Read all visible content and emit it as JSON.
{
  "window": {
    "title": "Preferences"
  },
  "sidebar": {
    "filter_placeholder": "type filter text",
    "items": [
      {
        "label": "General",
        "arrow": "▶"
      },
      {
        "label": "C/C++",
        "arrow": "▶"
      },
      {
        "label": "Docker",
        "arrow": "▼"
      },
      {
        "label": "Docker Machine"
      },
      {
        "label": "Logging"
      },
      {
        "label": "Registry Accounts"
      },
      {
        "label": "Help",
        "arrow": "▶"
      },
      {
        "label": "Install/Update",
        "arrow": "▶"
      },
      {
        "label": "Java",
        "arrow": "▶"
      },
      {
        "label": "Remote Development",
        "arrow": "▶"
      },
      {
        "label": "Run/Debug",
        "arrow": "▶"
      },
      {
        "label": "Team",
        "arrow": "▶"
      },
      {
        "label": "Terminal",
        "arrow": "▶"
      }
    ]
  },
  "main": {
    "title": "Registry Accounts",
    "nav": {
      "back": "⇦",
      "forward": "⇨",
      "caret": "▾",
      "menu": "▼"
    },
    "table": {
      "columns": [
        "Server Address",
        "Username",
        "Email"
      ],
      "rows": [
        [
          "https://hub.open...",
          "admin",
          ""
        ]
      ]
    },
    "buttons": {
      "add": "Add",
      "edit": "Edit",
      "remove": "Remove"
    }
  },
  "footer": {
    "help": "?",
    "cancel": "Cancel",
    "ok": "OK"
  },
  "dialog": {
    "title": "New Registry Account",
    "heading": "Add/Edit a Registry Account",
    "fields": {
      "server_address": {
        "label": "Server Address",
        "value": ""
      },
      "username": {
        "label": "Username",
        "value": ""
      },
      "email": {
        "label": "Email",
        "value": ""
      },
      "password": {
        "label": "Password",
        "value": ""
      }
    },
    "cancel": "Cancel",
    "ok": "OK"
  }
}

What is required:
Copy out each line exactly as written.

Exercise response:
Read all visible content and emit it as JSON.
{
  "window": {
    "title": "Preferences"
  },
  "sidebar": {
    "filter_placeholder": "type filter text",
    "items": [
      {
        "label": "General",
        "arrow": "▶"
      },
      {
        "label": "C/C++",
        "arrow": "▶"
      },
      {
        "label": "Docker",
        "arrow": "▼"
      },
      {
        "label": "Docker Machine"
      },
      {
        "label": "Logging"
      },
      {
        "label": "Registry Accounts"
      },
      {
        "label": "Help",
        "arrow": "▶"
      },
      {
        "label": "Install/Update",
        "arrow": "▶"
      },
      {
        "label": "Java",
        "arrow": "▶"
      },
      {
        "label": "Remote Development",
        "arrow": "▶"
      },
      {
        "label": "Run/Debug",
        "arrow": "▶"
      },
      {
        "label": "Team",
        "arrow": "▶"
      },
      {
        "label": "Terminal",
        "arrow": "▶"
      }
    ]
  },
  "main": {
    "title": "Registry Accounts",
    "nav": {
      "back": "⇦",
      "forward": "⇨",
      "caret": "▾",
      "menu": "▼"
    },
    "table": {
      "columns": [
        "Server Address",
        "Username",
        "Email"
      ],
      "rows": [
        [
          "https://hub.open...",
          "admin",
          ""
        ]
      ]
    },
    "buttons": {
      "add": "Add",
      "edit": "Edit",
      "remove": "Remove"
    }
  },
  "footer": {
    "help": "?",
    "cancel": "Cancel",
    "ok": "OK"
  },
  "dialog": {
    "title": "New Registry Account",
    "heading": "Add/Edit a Registry Account",
    "fields": {
      "server_address": {
        "label": "Server Address",
        "value": ""
      },
      "username": {
        "label": "Username",
        "value": ""
      },
      "email": {
        "label": "Email",
        "value": ""
      },
      "password": {
        "label": "Password",
        "value": ""
      }
    },
    "cancel": "Cancel",
    "ok": "OK"
  }
}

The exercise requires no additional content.